### Problem requirements
Print all the entries verbatim.

### Exercise data
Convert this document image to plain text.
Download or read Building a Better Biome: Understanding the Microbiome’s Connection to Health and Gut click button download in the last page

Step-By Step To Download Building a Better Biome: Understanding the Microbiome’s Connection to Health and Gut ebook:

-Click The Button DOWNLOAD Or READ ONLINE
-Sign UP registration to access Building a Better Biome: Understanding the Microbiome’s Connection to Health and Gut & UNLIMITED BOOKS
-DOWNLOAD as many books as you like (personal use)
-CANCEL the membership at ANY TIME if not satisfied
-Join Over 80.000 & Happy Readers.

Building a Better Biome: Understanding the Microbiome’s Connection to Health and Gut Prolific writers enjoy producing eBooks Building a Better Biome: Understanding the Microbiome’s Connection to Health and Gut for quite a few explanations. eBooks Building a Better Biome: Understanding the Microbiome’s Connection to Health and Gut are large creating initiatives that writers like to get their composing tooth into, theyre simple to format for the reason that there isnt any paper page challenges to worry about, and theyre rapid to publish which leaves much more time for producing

### Complete response
Convert this document image to plain text.
Download or read Building a Better Biome: Understanding the Microbiome’s Connection to Health and Gut click button download in the last page

Step-By Step To Download Building a Better Biome: Understanding the Microbiome’s Connection to Health and Gut ebook:

-Click The Button DOWNLOAD Or READ ONLINE
-Sign UP registration to access Building a Better Biome: Understanding the Microbiome’s Connection to Health and Gut & UNLIMITED BOOKS
-DOWNLOAD as many books as you like (personal use)
-CANCEL the membership at ANY TIME if not satisfied
-Join Over 80.000 & Happy Readers.

Building a Better Biome: Understanding the Microbiome’s Connection to Health and Gut Prolific writers enjoy producing eBooks Building a Better Biome: Understanding the Microbiome’s Connection to Health and Gut for quite a few explanations. eBooks Building a Better Biome: Understanding the Microbiome’s Connection to Health and Gut are large creating initiatives that writers like to get their composing tooth into, theyre simple to format for the reason that there isnt any paper page challenges to worry about, and theyre rapid to publish which leaves much more time for producing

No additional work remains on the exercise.